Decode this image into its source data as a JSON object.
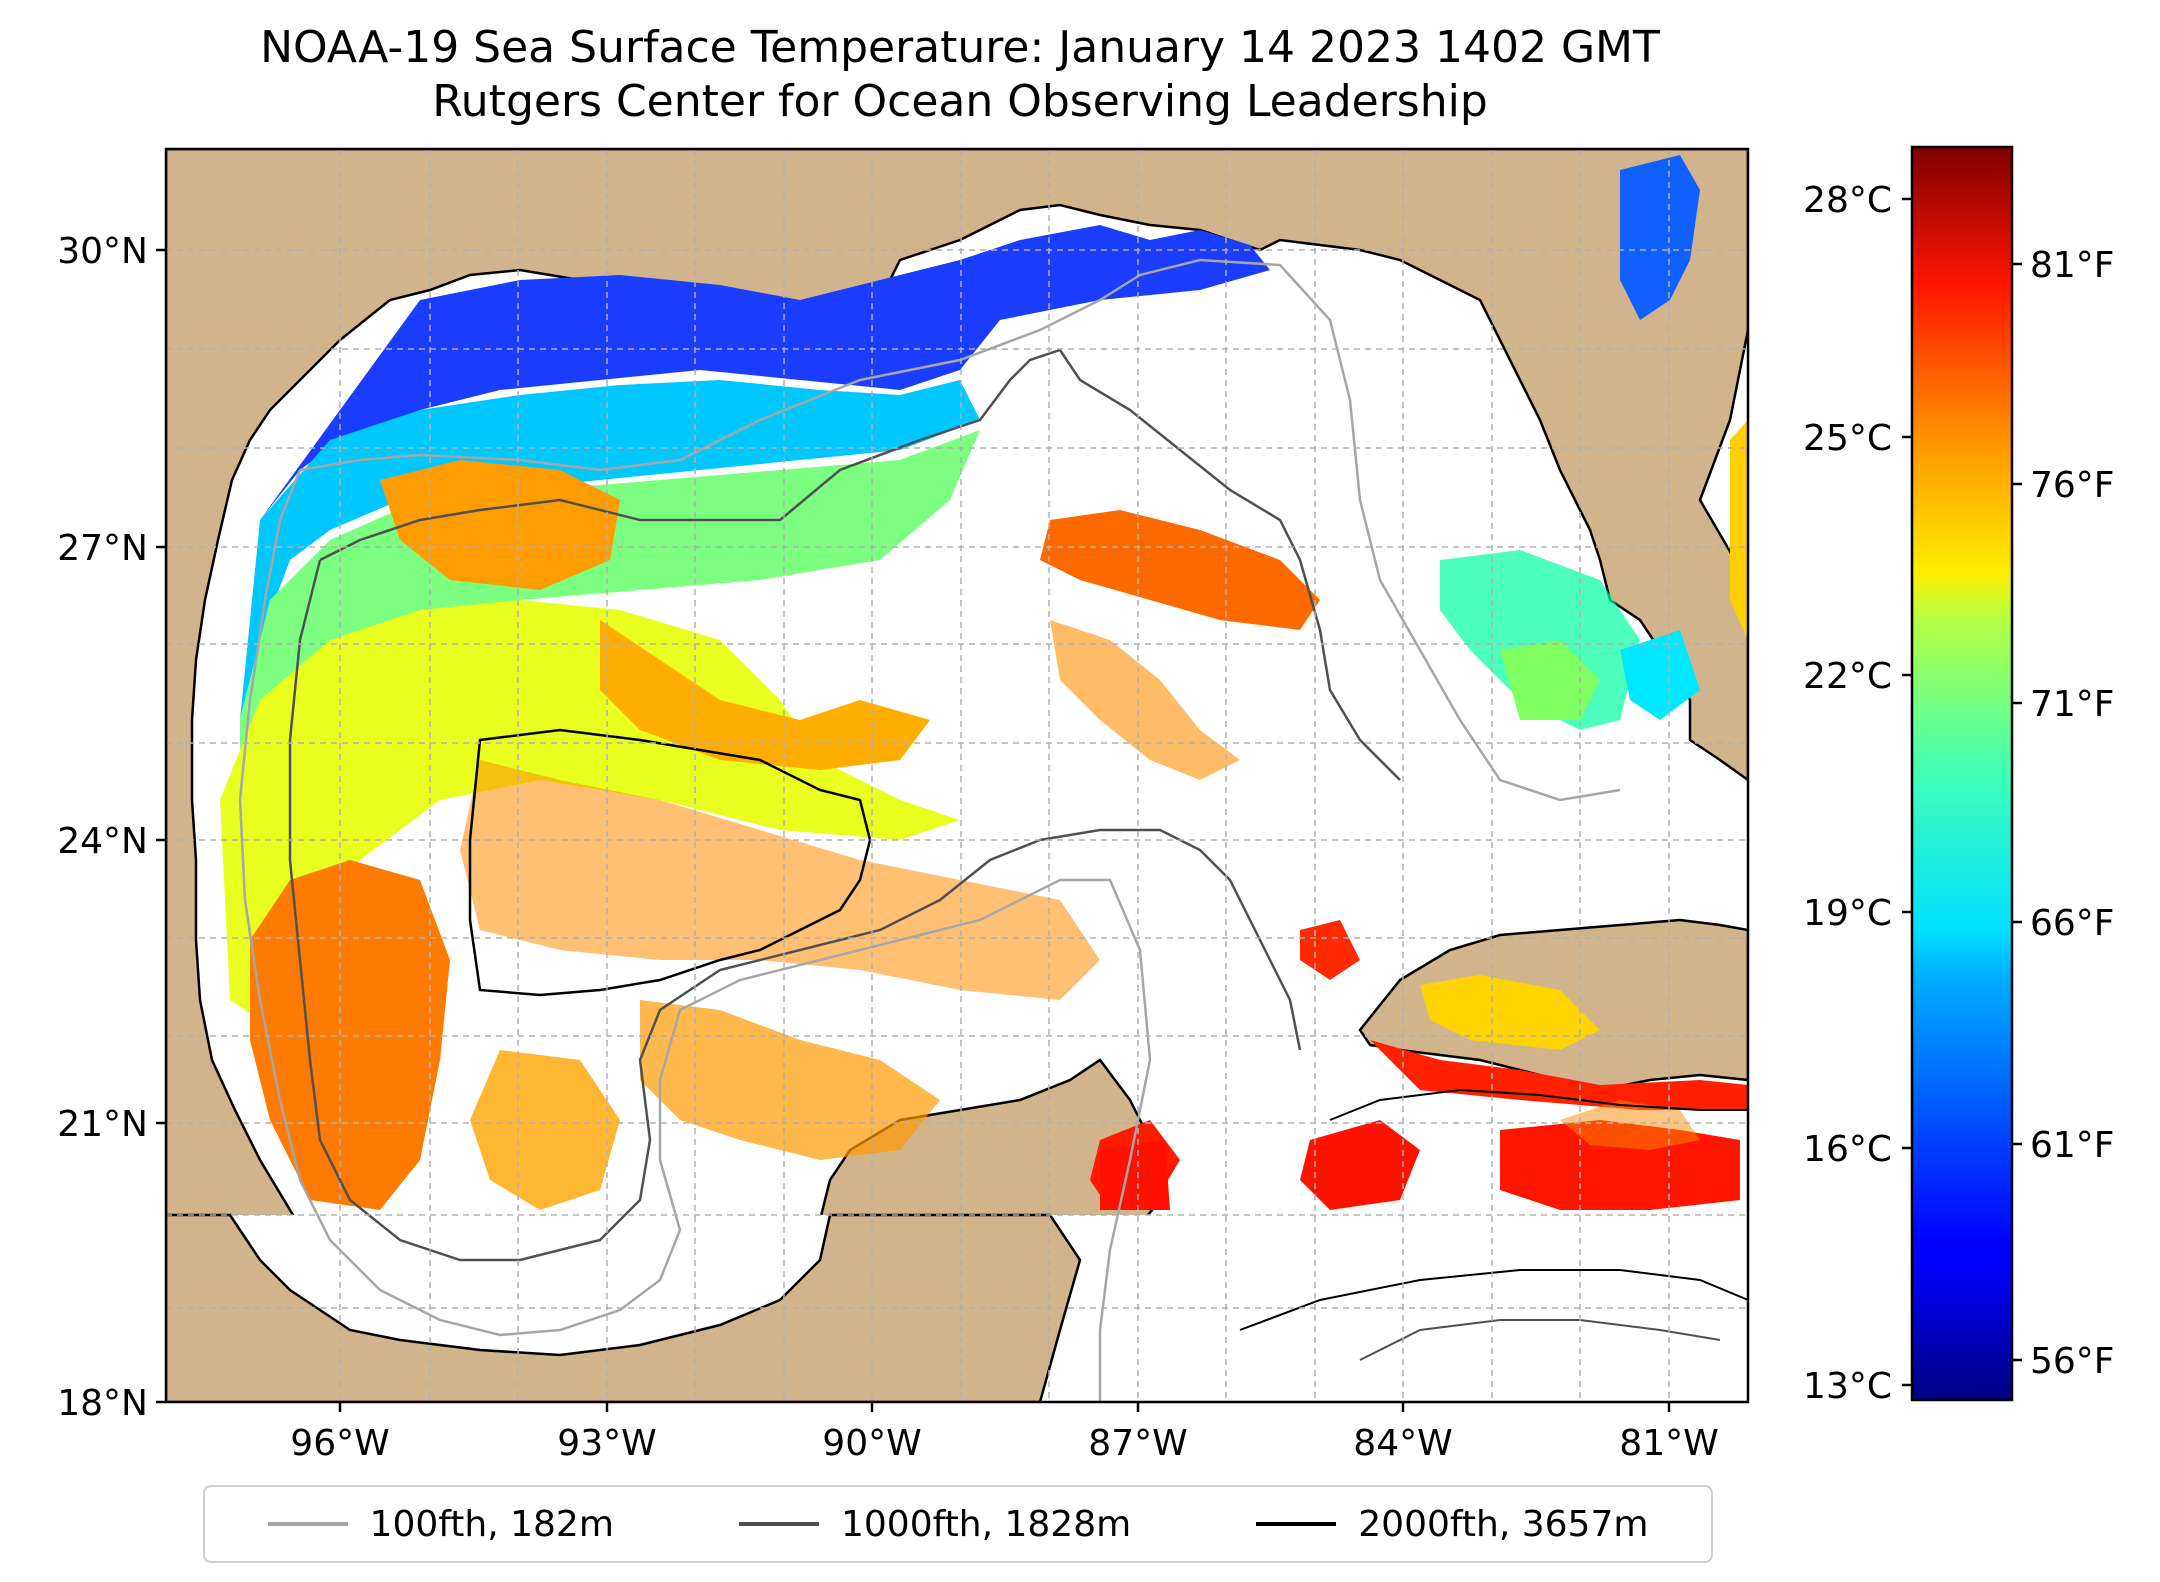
{
  "title_line1": "NOAA-19 Sea Surface Temperature: January 14 2023 1402 GMT",
  "title_line2": "Rutgers Center for Ocean Observing Leadership",
  "map": {
    "lat_labels": [
      "30°N",
      "27°N",
      "24°N",
      "21°N",
      "18°N"
    ],
    "lon_labels": [
      "96°W",
      "93°W",
      "90°W",
      "87°W",
      "84°W",
      "81°W"
    ],
    "colors": {
      "land": "#d2b48c",
      "gridline": "#b0b0b0",
      "coastline": "#000000"
    }
  },
  "colorbar": {
    "celsius_labels": [
      "28°C",
      "25°C",
      "22°C",
      "19°C",
      "16°C",
      "13°C"
    ],
    "fahrenheit_labels": [
      "81°F",
      "76°F",
      "71°F",
      "66°F",
      "61°F",
      "56°F"
    ],
    "colormap": "jet"
  },
  "legend": [
    {
      "label": "100fth, 182m",
      "color": "#a6a6a6"
    },
    {
      "label": "1000fth, 1828m",
      "color": "#505050"
    },
    {
      "label": "2000fth, 3657m",
      "color": "#000000"
    }
  ]
}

The problem – Extract the text of all the records above verbatim, excluding pictures.

Response to this exercise –
Decode this image into its source data as a JSON object.
{
  "title_line1": "NOAA-19 Sea Surface Temperature: January 14 2023 1402 GMT",
  "title_line2": "Rutgers Center for Ocean Observing Leadership",
  "map": {
    "lat_labels": [
      "30°N",
      "27°N",
      "24°N",
      "21°N",
      "18°N"
    ],
    "lon_labels": [
      "96°W",
      "93°W",
      "90°W",
      "87°W",
      "84°W",
      "81°W"
    ],
    "colors": {
      "land": "#d2b48c",
      "gridline": "#b0b0b0",
      "coastline": "#000000"
    }
  },
  "colorbar": {
    "celsius_labels": [
      "28°C",
      "25°C",
      "22°C",
      "19°C",
      "16°C",
      "13°C"
    ],
    "fahrenheit_labels": [
      "81°F",
      "76°F",
      "71°F",
      "66°F",
      "61°F",
      "56°F"
    ],
    "colormap": "jet"
  },
  "legend": [
    {
      "label": "100fth, 182m",
      "color": "#a6a6a6"
    },
    {
      "label": "1000fth, 1828m",
      "color": "#505050"
    },
    {
      "label": "2000fth, 3657m",
      "color": "#000000"
    }
  ]
}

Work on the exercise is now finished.